### Artículo
+ + + +

A principios de la década del 90, se había registrado en este terreno un punto de inflexión. El fenómeno de internacionalización de los mercados financieros que caracterizó a la década del 80 comenzó a reproducirse a nivel de los emprendimientos productivos. Hasta entonces, la casi totalidad de las inversiones extranjeras directas se concentraba en los países que integran la tríada del mundo desarrollada: Estados Unidos, Europa Occidental y Japón. A partir de entonces, empieza a registrarse un paulatino desplazamiento. Crece el porcentaje de las inversiones extranjeras directas que se radican países del mundo emergente, en particular en el sudeste asiático y también, aunque en menor proporción, en América Latina.

Uno de los resultados de este desplazamiento de inversiones es que en la actualidad los países en desarrollo representan más del 60% de la producción industrial mundial. Esa participación viene creciendo sostenidamente en los últimos años y tiende a incrementarse en los próximos. Las previsiones de los organismos internacionales indican que en el año 2010 alcanzará a más del 80 % del producto bruto industrial mundial.

Uno de los datos centrales de nuestra época es la competencia entre los países emergentes, y también dentro de ellos, por atraer la mayor cantidad posible de ese enorme flujo de inversiones extranjeras directas, para beneficiarse en términos de mayor crecimiento económico, transferencia de tecnología de avanzada e incremento de las exportaciones. En esa brutal competencia internacional, participan hoy desde China hasta Brasil, desde Vietnam hasta México y Chile.

La primera conclusión que cabe extraer del análisis de este conjunto de hechos es la absoluta falacia de los planteos ideológicos acerca de que la globalización de la economía mundial acrecienta fatalmente la distancia entre el mundo emergente y los países más desarrollados. Los números demuestran exactamente lo contrario. Los indicadores revelan, en términos relativos, y medida no caso por caso sino en términos de promedio general, que esa distancia tiende a achicarse paulatinamente.

La segunda conclusión es que, dentro del propio mundo emergente, existe una regla que parece adquirir un carácter general: los países emergentes más asociados a la dinámica del sistema económico global crecen más rápidamente que aquellos países que permanecen en un mayor aislamiento relativo. Tal el caso del Asia-Pacífico, que concentra la mayor parte del flujo de la inversión extranjera directa en el mundo en desarrollo, y de América Latina con los ejemplos exitosos de México y Chile. En el otro extremo, la verificación por la negativa del mismo fenómeno está en África.

+ + + +

### Filas
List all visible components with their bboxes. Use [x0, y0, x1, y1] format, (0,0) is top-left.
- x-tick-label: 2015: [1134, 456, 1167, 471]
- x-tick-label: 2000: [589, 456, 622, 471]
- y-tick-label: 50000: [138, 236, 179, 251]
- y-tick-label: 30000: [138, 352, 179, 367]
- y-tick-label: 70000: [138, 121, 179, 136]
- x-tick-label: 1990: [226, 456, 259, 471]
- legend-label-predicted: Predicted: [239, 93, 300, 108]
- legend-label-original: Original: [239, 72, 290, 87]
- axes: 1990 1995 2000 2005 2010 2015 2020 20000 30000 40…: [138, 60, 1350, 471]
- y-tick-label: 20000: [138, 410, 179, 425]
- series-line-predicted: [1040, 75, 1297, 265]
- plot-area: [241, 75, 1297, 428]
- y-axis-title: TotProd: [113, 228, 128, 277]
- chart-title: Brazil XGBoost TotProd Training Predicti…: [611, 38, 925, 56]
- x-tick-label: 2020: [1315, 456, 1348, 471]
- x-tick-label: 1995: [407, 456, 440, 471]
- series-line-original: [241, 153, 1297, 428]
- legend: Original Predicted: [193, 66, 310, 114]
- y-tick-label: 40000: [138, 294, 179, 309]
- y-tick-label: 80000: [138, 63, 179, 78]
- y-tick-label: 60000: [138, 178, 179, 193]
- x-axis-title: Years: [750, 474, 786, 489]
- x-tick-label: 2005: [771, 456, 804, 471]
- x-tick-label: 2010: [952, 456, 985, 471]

+ + + +

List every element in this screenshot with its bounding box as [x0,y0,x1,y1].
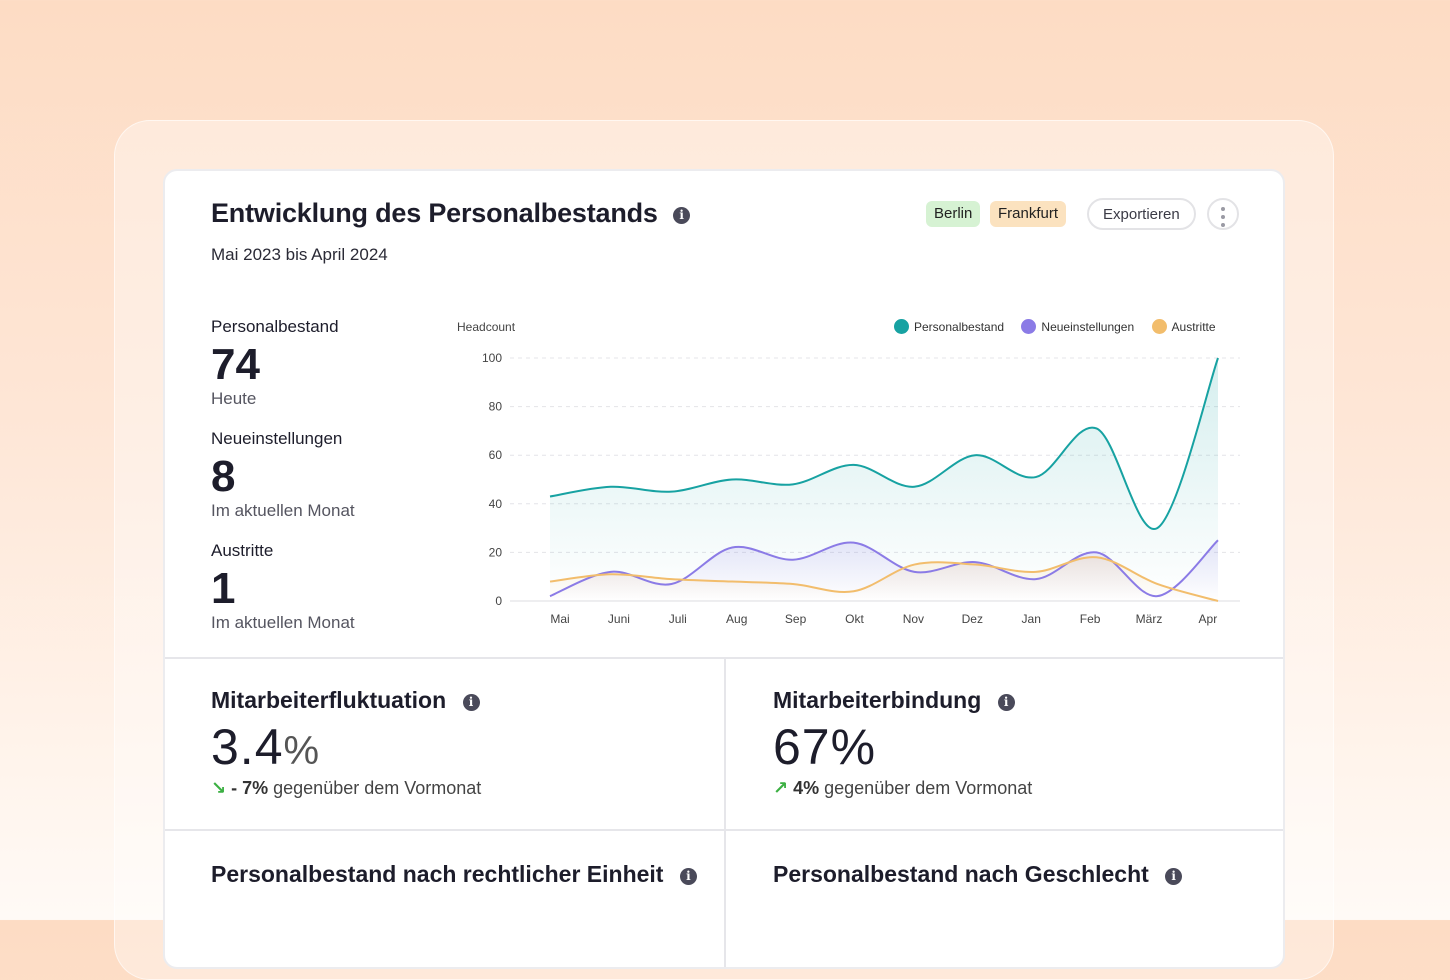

+ + + +

### Instrucciones
A - Por favor, reproduce sin cambios las filas que van desde la que contiene "List all visible" hasta la que contiene "- y-tick-label: 60000: [138, 178, 179, 193]", ambas incluidas.
B - Continúa el artículo sobre la inversión extranjera directa en los países emergentes a partir de su última oración.
El artículo y las filas no guardan ninguna relación entre sí.

### Respuestas
A -
List all visible components with their bboxes. Use [x0, y0, x1, y1] format, (0,0) is top-left.
- x-tick-label: 2015: [1134, 456, 1167, 471]
- x-tick-label: 2000: [589, 456, 622, 471]
- y-tick-label: 50000: [138, 236, 179, 251]
- y-tick-label: 30000: [138, 352, 179, 367]
- y-tick-label: 70000: [138, 121, 179, 136]
- x-tick-label: 1990: [226, 456, 259, 471]
- legend-label-predicted: Predicted: [239, 93, 300, 108]
- legend-label-original: Original: [239, 72, 290, 87]
- axes: 1990 1995 2000 2005 2010 2015 2020 20000 30000 40…: [138, 60, 1350, 471]
- y-tick-label: 20000: [138, 410, 179, 425]
- series-line-predicted: [1040, 75, 1297, 265]
- plot-area: [241, 75, 1297, 428]
- y-axis-title: TotProd: [113, 228, 128, 277]
- chart-title: Brazil XGBoost TotProd Training Predicti…: [611, 38, 925, 56]
- x-tick-label: 2020: [1315, 456, 1348, 471]
- x-tick-label: 1995: [407, 456, 440, 471]
- series-line-original: [241, 153, 1297, 428]
- legend: Original Predicted: [193, 66, 310, 114]
- y-tick-label: 40000: [138, 294, 179, 309]
- y-tick-label: 80000: [138, 63, 179, 78]
- y-tick-label: 60000: [138, 178, 179, 193]

B -
La prueba más contundente de la vigencia de esa regla económica es la propia experiencia actual y reciente de la Argentina. En la década del 90, en el marco de una política orientada hacia una mayor inserción en la economía mundial, el país tuvo un crecimiento superior al 50 %, que constituyó la cifra de expansión más elevada de sus últimos setenta años.

En el año 2002, tras el aislamiento externo provocado por el efecto acumulativo de la depresión estructural y de una brutal crisis de confianza, que llevaron al colapso del sistema financiero en noviembre del 2001, el default declarado en diciembre de ese año y la devaluación monetaria decidida en enero del año pasado, sufrió una inédita caída de aproximadamente el 11 %.

No hace falta ninguna teorización. Los números hablan por sí solos. Y en el diagnóstico está implícita la respuesta. Las posibilidades de crecimiento de los países de América Latina están íntimamente vinculadas con su nivel de inserción en la economía mundial. Lejos de sentarse a la retranca, América Latina tiene que asumir en plenitud un rumbo estratégico que le permita reinsertarse internacionalmente y colocarse a la vanguardia del proceso de globalización.

HACIA UN NUEVO SISTEMA DE SEGURIDAD GLOBAL

Está en discusión una nueva agenda política mundial. En la década del 90, cuando la fuerza incontenible de la globalización alcanzó una dimensión verdaderamente planetaria, la única institución internacional que surgió para intentar regular ciertos aspectos del fenómeno de la transnacionalización económica fue la Organización Mundial de Comercio (OMC), creada en 1995. El resto de las instituciones internacionales, tanto políticas como económicas, permaneció básicamente sin cambios significativos.

La consecuencia obvia de esta dicotomía fue el atraso de la política frente al irrefrenable avance de una economía crecientemente transnacionalizada. En la década del 90, los actores económicos, en primer lugar las grandes corporaciones transnacionales, prevalecieron sobre los actores políticos, en primer lugar los propios estados nacionales.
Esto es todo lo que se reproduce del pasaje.